**Page extract**
__________________________________________________

I think I may be a reincarnated Benedictine Monk.
And not just any reincarnated Benedictine monk, either. A gyrovague. Oh, yes.
Several synods of the Catholic church-notably in 451 and 787- became increasingly exasperated with gyrovagues.
They didn’t have to be Benedictine but they did have to be cloisterless. They would not settle in a monastery, but travelled from place to place. And as a man they acquired the worst reputation possible. They sold confessions, and fake relics, and spent their ill-gotten gains on gluttony and the passions.
Recognise the type? He swaggers though the Canterbury Tales: here’s a rough translation of our introduction to the portly rogue:
“The rule of Maurice or Saint Benedict,
By reason it was old and somewhat strict,
This said monk let such old things slowly pace
And followed new-world manners in their place.
He cared not for that text a clean-plucked hen
Which holds that hunters are not holy men
Nor that a monk, when he is cloisterless,
Is like unto a fish that’s waterless;
That is to say, a monk out of his cloister.
But this same text he held not worth an oyster.”
The average monk, a three-year-study of Mediaeval monks found, would eat 6,000 calories on a good day. 4,500 a day when they were fasting. Which gyrovagues didn’t.
It is the whole gluttony business which convinces me I have carried my attitude to food from a past life. I do not need to by hungry to eat: I eat for pure pleasure. I arrived at for an evening restaurant meal with friends recently and confessed artlessly that I had helped the children with their chicken nuggets and chips before I came out.
My hor d’oeuvres had not the slightest effect upon my main meal.

__________________________________________________

**Written exercise 1**
In the post about being a reincarnated gyrovague, how many calories a day did the average medieval monk eat while fasting?
**Written exercise 2**
Carry on the post about being a reincarnated gyrovague, starting after its last sentence.

**Data extract**
__________________________________________________

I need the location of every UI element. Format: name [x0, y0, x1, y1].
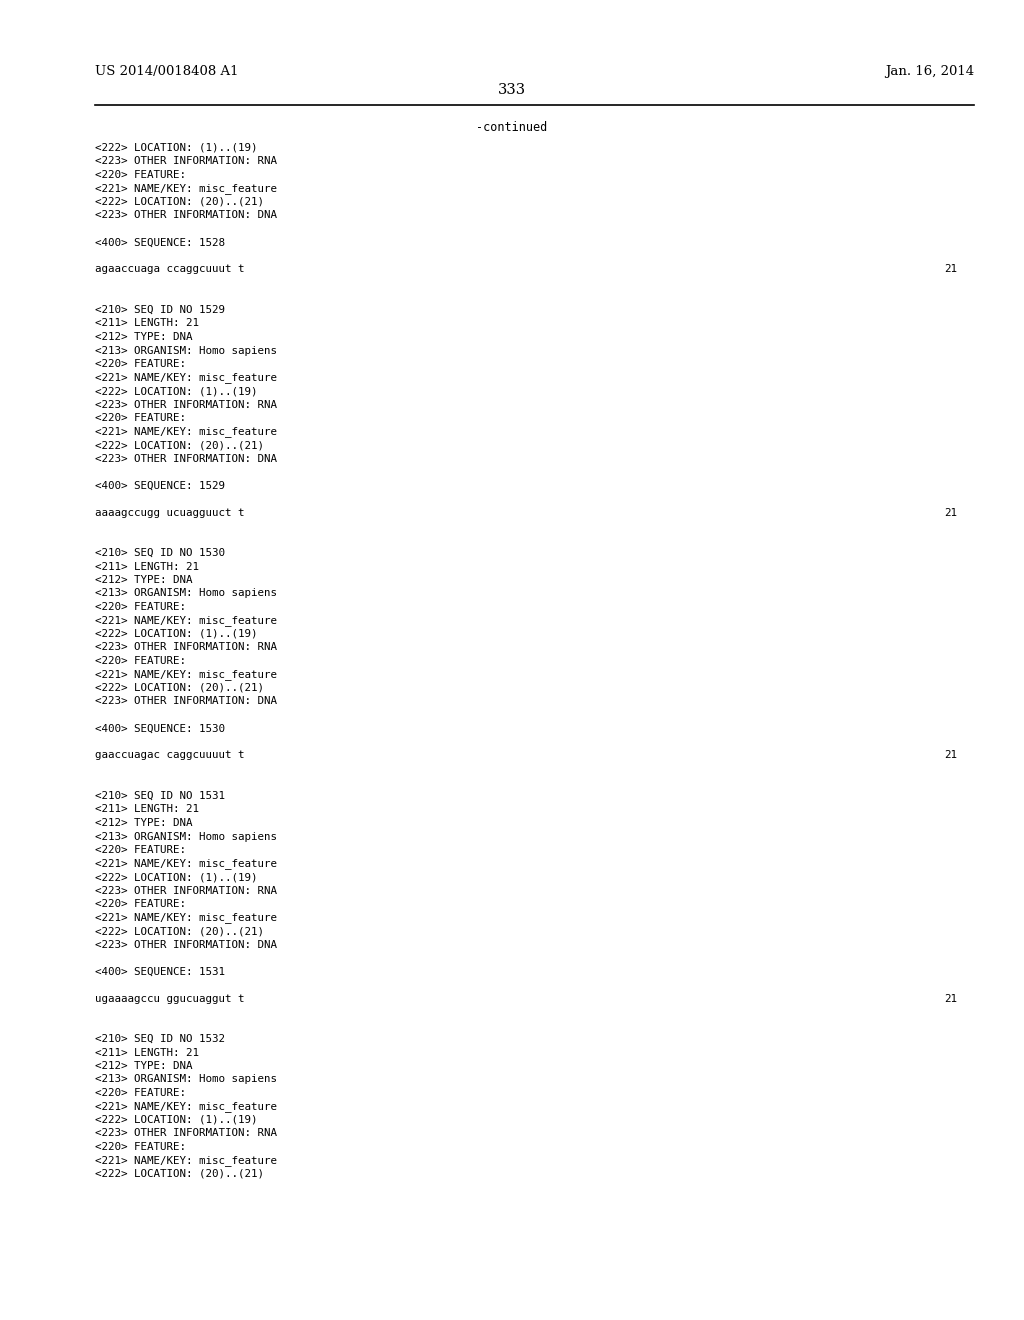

__________________________________________________

**Expected answer 1**
4,500

**Expected answer 2**
Monks did not wear trousers. This is an important facet of knowing when enough is enough. When your trousers get tight to the point that you get cross with them, it is time to do something.
So while in another life my robes just got increasingly voluminous, in this one Marks and Spencer’s formed a strict governor greater than all the powers of Holy Mother Church.
My trousers began to enrage me.
So, with a sigh, my husband and I resolved to do something about it. And it appears that after manymanymany years of spartan diets there is one for past-life gluttonous Benedictine gyrovagues.
It is called the 2 in 7 diet, and I expect some of you are on it too. Only we never do things by halves, and we went for 4 in 7: Monday, Tuesday, Wednesday and Thursday.
On Friday, Saturday and Sunday, we eat, drink and be merry.
So Monday is generally manageable because we’re still working off Sunday’s excesses.
By Tuesday I am thinking: “Are we nearly there yet?” and the next two days stretch out like a yawning chasm, a wasteland. Dinner seems woefully inadequate, but I am ravenous, and every mouthful achieves incredible significance.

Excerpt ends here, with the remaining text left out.